Search the material below for the string "name" and list each line that holds it.

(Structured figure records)
....

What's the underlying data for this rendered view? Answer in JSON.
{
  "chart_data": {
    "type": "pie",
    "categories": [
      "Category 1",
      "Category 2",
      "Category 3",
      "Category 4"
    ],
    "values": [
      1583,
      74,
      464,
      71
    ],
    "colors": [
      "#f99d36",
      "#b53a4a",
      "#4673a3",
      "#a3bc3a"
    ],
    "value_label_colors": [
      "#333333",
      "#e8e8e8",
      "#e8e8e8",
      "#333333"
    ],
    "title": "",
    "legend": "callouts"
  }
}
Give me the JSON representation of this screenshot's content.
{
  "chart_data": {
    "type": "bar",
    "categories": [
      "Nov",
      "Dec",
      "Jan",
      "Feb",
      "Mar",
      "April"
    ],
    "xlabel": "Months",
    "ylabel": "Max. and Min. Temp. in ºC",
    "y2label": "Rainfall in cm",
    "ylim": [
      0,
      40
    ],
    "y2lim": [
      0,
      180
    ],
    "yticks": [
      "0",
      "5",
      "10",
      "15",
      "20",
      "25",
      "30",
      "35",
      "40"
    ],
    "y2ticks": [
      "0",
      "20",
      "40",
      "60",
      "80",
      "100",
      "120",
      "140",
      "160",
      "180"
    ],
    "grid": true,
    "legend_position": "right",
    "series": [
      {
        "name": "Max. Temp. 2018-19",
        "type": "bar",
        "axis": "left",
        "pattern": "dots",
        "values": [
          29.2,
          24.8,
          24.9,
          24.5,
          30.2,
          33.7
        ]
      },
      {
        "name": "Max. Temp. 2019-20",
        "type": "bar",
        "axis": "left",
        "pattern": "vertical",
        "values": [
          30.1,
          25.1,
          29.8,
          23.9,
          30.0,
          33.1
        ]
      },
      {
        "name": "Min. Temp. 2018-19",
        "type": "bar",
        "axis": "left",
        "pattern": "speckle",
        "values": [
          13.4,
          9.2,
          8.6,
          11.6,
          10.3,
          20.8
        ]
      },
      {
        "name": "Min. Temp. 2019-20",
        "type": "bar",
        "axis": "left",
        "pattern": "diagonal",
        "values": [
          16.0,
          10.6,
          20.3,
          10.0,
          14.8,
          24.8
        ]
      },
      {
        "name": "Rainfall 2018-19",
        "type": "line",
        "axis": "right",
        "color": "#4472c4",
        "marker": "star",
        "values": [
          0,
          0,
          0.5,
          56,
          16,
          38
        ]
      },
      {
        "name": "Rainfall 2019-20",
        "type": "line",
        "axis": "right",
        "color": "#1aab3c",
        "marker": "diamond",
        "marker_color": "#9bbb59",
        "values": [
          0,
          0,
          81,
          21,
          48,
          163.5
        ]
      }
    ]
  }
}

....

> [Result below]
        "name": "Max. Temp. 2018-19",
        "name": "Max. Temp. 2019-20",
        "name": "Min. Temp. 2018-19",
        "name": "Min. Temp. 2019-20",
        "name": "Rainfall 2018-19",
        "name": "Rainfall 2019-20",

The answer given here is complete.